[START Data provided]
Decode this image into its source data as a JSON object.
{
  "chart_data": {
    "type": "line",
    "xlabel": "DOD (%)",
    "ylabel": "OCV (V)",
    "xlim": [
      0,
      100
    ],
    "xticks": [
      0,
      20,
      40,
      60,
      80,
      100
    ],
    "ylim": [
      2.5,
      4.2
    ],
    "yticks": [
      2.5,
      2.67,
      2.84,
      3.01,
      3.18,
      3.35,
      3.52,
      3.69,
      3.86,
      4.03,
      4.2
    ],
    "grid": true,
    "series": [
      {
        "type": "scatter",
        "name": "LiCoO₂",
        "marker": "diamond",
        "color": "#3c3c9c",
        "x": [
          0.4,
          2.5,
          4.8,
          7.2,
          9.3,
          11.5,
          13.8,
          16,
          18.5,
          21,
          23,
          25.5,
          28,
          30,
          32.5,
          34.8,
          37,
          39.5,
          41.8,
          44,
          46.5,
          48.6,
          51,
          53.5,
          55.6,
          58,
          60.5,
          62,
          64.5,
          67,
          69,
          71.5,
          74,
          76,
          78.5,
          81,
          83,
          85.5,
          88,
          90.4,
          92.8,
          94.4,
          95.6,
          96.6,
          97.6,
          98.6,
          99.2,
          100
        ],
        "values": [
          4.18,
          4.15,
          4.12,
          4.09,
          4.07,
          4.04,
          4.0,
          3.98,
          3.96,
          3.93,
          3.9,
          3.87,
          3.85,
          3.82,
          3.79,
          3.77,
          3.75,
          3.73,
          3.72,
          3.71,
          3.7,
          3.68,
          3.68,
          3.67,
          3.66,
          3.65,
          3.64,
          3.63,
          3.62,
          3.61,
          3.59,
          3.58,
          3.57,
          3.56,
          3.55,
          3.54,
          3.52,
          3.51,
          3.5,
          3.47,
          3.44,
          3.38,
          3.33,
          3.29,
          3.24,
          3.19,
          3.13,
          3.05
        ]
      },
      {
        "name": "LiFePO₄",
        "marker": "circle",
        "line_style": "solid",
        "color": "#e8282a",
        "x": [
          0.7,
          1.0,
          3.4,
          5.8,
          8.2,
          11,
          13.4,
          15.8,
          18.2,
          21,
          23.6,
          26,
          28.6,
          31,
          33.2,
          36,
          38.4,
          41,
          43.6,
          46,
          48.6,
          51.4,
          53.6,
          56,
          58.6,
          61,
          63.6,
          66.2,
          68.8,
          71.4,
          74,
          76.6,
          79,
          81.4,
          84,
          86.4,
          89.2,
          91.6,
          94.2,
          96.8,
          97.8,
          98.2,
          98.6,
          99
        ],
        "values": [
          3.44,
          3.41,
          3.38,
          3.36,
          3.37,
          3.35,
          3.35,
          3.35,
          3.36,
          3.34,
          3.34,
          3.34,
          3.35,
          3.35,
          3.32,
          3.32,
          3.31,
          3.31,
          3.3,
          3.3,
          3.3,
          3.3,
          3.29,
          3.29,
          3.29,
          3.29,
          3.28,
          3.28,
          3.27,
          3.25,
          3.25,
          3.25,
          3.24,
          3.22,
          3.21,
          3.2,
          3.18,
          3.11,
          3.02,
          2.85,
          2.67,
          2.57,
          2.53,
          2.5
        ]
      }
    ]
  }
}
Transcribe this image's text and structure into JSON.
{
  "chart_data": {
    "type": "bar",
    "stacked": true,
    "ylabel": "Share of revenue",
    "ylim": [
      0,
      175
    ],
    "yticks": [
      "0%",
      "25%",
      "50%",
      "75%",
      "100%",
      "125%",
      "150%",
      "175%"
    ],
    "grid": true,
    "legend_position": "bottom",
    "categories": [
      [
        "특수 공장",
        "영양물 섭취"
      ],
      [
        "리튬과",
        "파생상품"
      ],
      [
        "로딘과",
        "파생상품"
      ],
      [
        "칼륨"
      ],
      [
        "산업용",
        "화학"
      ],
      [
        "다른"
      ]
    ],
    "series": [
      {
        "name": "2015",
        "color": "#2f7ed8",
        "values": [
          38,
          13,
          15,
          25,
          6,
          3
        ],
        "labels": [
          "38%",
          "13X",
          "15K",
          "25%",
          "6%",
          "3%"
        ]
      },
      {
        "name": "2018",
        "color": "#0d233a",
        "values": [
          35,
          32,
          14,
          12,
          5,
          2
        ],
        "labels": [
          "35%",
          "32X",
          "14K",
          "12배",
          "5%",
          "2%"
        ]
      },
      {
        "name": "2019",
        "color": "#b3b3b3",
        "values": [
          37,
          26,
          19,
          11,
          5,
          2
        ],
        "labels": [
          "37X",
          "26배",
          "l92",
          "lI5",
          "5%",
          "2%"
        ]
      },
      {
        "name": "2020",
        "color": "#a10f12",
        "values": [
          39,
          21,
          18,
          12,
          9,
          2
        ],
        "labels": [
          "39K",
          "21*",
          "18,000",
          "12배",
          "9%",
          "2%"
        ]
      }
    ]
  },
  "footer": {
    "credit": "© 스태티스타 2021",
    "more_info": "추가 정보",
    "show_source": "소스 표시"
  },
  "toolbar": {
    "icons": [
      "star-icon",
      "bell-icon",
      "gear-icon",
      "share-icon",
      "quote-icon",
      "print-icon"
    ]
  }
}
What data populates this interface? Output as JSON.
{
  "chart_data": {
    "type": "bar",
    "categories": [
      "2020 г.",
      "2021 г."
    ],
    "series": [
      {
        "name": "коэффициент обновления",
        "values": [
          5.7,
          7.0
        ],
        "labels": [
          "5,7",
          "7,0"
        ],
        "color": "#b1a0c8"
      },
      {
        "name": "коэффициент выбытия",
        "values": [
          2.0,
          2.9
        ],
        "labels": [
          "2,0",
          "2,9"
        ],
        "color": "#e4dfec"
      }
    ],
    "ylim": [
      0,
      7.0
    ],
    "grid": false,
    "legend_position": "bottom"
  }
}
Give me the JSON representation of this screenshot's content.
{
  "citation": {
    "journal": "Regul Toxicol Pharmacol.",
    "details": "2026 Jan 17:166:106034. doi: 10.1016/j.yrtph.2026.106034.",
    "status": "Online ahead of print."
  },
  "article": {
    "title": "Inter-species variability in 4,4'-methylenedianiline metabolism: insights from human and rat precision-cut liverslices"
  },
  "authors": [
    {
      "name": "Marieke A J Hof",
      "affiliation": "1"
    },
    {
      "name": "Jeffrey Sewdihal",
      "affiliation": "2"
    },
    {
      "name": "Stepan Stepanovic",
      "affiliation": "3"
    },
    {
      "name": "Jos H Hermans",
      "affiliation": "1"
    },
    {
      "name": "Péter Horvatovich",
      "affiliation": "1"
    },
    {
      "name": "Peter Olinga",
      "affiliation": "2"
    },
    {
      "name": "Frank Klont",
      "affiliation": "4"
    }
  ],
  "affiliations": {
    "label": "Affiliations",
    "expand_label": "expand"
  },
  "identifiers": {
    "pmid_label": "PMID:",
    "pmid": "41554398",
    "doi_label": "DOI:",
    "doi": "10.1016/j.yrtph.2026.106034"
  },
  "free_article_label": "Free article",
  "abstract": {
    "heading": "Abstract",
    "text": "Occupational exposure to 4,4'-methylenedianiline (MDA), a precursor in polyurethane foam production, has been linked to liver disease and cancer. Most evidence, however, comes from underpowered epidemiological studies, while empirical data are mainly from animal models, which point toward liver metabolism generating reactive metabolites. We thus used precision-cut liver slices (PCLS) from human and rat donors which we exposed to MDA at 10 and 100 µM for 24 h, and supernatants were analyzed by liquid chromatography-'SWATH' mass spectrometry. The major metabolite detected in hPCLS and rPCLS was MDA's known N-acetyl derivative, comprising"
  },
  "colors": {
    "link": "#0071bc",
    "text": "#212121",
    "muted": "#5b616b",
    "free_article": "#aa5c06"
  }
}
[END Data provided]
#### Instruction
Reproduce all of the material above word for word.

#### Solution to this task
Decode this image into its source data as a JSON object.
{
  "chart_data": {
    "type": "line",
    "xlabel": "DOD (%)",
    "ylabel": "OCV (V)",
    "xlim": [
      0,
      100
    ],
    "xticks": [
      0,
      20,
      40,
      60,
      80,
      100
    ],
    "ylim": [
      2.5,
      4.2
    ],
    "yticks": [
      2.5,
      2.67,
      2.84,
      3.01,
      3.18,
      3.35,
      3.52,
      3.69,
      3.86,
      4.03,
      4.2
    ],
    "grid": true,
    "series": [
      {
        "type": "scatter",
        "name": "LiCoO₂",
        "marker": "diamond",
        "color": "#3c3c9c",
        "x": [
          0.4,
          2.5,
          4.8,
          7.2,
          9.3,
          11.5,
          13.8,
          16,
          18.5,
          21,
          23,
          25.5,
          28,
          30,
          32.5,
          34.8,
          37,
          39.5,
          41.8,
          44,
          46.5,
          48.6,
          51,
          53.5,
          55.6,
          58,
          60.5,
          62,
          64.5,
          67,
          69,
          71.5,
          74,
          76,
          78.5,
          81,
          83,
          85.5,
          88,
          90.4,
          92.8,
          94.4,
          95.6,
          96.6,
          97.6,
          98.6,
          99.2,
          100
        ],
        "values": [
          4.18,
          4.15,
          4.12,
          4.09,
          4.07,
          4.04,
          4.0,
          3.98,
          3.96,
          3.93,
          3.9,
          3.87,
          3.85,
          3.82,
          3.79,
          3.77,
          3.75,
          3.73,
          3.72,
          3.71,
          3.7,
          3.68,
          3.68,
          3.67,
          3.66,
          3.65,
          3.64,
          3.63,
          3.62,
          3.61,
          3.59,
          3.58,
          3.57,
          3.56,
          3.55,
          3.54,
          3.52,
          3.51,
          3.5,
          3.47,
          3.44,
          3.38,
          3.33,
          3.29,
          3.24,
          3.19,
          3.13,
          3.05
        ]
      },
      {
        "name": "LiFePO₄",
        "marker": "circle",
        "line_style": "solid",
        "color": "#e8282a",
        "x": [
          0.7,
          1.0,
          3.4,
          5.8,
          8.2,
          11,
          13.4,
          15.8,
          18.2,
          21,
          23.6,
          26,
          28.6,
          31,
          33.2,
          36,
          38.4,
          41,
          43.6,
          46,
          48.6,
          51.4,
          53.6,
          56,
          58.6,
          61,
          63.6,
          66.2,
          68.8,
          71.4,
          74,
          76.6,
          79,
          81.4,
          84,
          86.4,
          89.2,
          91.6,
          94.2,
          96.8,
          97.8,
          98.2,
          98.6,
          99
        ],
        "values": [
          3.44,
          3.41,
          3.38,
          3.36,
          3.37,
          3.35,
          3.35,
          3.35,
          3.36,
          3.34,
          3.34,
          3.34,
          3.35,
          3.35,
          3.32,
          3.32,
          3.31,
          3.31,
          3.3,
          3.3,
          3.3,
          3.3,
          3.29,
          3.29,
          3.29,
          3.29,
          3.28,
          3.28,
          3.27,
          3.25,
          3.25,
          3.25,
          3.24,
          3.22,
          3.21,
          3.2,
          3.18,
          3.11,
          3.02,
          2.85,
          2.67,
          2.57,
          2.53,
          2.5
        ]
      }
    ]
  }
}
Transcribe this image's text and structure into JSON.
{
  "chart_data": {
    "type": "bar",
    "stacked": true,
    "ylabel": "Share of revenue",
    "ylim": [
      0,
      175
    ],
    "yticks": [
      "0%",
      "25%",
      "50%",
      "75%",
      "100%",
      "125%",
      "150%",
      "175%"
    ],
    "grid": true,
    "legend_position": "bottom",
    "categories": [
      [
        "특수 공장",
        "영양물 섭취"
      ],
      [
        "리튬과",
        "파생상품"
      ],
      [
        "로딘과",
        "파생상품"
      ],
      [
        "칼륨"
      ],
      [
        "산업용",
        "화학"
      ],
      [
        "다른"
      ]
    ],
    "series": [
      {
        "name": "2015",
        "color": "#2f7ed8",
        "values": [
          38,
          13,
          15,
          25,
          6,
          3
        ],
        "labels": [
          "38%",
          "13X",
          "15K",
          "25%",
          "6%",
          "3%"
        ]
      },
      {
        "name": "2018",
        "color": "#0d233a",
        "values": [
          35,
          32,
          14,
          12,
          5,
          2
        ],
        "labels": [
          "35%",
          "32X",
          "14K",
          "12배",
          "5%",
          "2%"
        ]
      },
      {
        "name": "2019",
        "color": "#b3b3b3",
        "values": [
          37,
          26,
          19,
          11,
          5,
          2
        ],
        "labels": [
          "37X",
          "26배",
          "l92",
          "lI5",
          "5%",
          "2%"
        ]
      },
      {
        "name": "2020",
        "color": "#a10f12",
        "values": [
          39,
          21,
          18,
          12,
          9,
          2
        ],
        "labels": [
          "39K",
          "21*",
          "18,000",
          "12배",
          "9%",
          "2%"
        ]
      }
    ]
  },
  "footer": {
    "credit": "© 스태티스타 2021",
    "more_info": "추가 정보",
    "show_source": "소스 표시"
  },
  "toolbar": {
    "icons": [
      "star-icon",
      "bell-icon",
      "gear-icon",
      "share-icon",
      "quote-icon",
      "print-icon"
    ]
  }
}
What data populates this interface? Output as JSON.
{
  "chart_data": {
    "type": "bar",
    "categories": [
      "2020 г.",
      "2021 г."
    ],
    "series": [
      {
        "name": "коэффициент обновления",
        "values": [
          5.7,
          7.0
        ],
        "labels": [
          "5,7",
          "7,0"
        ],
        "color": "#b1a0c8"
      },
      {
        "name": "коэффициент выбытия",
        "values": [
          2.0,
          2.9
        ],
        "labels": [
          "2,0",
          "2,9"
        ],
        "color": "#e4dfec"
      }
    ],
    "ylim": [
      0,
      7.0
    ],
    "grid": false,
    "legend_position": "bottom"
  }
}
Give me the JSON representation of this screenshot's content.
{
  "citation": {
    "journal": "Regul Toxicol Pharmacol.",
    "details": "2026 Jan 17:166:106034. doi: 10.1016/j.yrtph.2026.106034.",
    "status": "Online ahead of print."
  },
  "article": {
    "title": "Inter-species variability in 4,4'-methylenedianiline metabolism: insights from human and rat precision-cut liverslices"
  },
  "authors": [
    {
      "name": "Marieke A J Hof",
      "affiliation": "1"
    },
    {
      "name": "Jeffrey Sewdihal",
      "affiliation": "2"
    },
    {
      "name": "Stepan Stepanovic",
      "affiliation": "3"
    },
    {
      "name": "Jos H Hermans",
      "affiliation": "1"
    },
    {
      "name": "Péter Horvatovich",
      "affiliation": "1"
    },
    {
      "name": "Peter Olinga",
      "affiliation": "2"
    },
    {
      "name": "Frank Klont",
      "affiliation": "4"
    }
  ],
  "affiliations": {
    "label": "Affiliations",
    "expand_label": "expand"
  },
  "identifiers": {
    "pmid_label": "PMID:",
    "pmid": "41554398",
    "doi_label": "DOI:",
    "doi": "10.1016/j.yrtph.2026.106034"
  },
  "free_article_label": "Free article",
  "abstract": {
    "heading": "Abstract",
    "text": "Occupational exposure to 4,4'-methylenedianiline (MDA), a precursor in polyurethane foam production, has been linked to liver disease and cancer. Most evidence, however, comes from underpowered epidemiological studies, while empirical data are mainly from animal models, which point toward liver metabolism generating reactive metabolites. We thus used precision-cut liver slices (PCLS) from human and rat donors which we exposed to MDA at 10 and 100 µM for 24 h, and supernatants were analyzed by liquid chromatography-'SWATH' mass spectrometry. The major metabolite detected in hPCLS and rPCLS was MDA's known N-acetyl derivative, comprising"
  },
  "colors": {
    "link": "#0071bc",
    "text": "#212121",
    "muted": "#5b616b",
    "free_article": "#aa5c06"
  }
}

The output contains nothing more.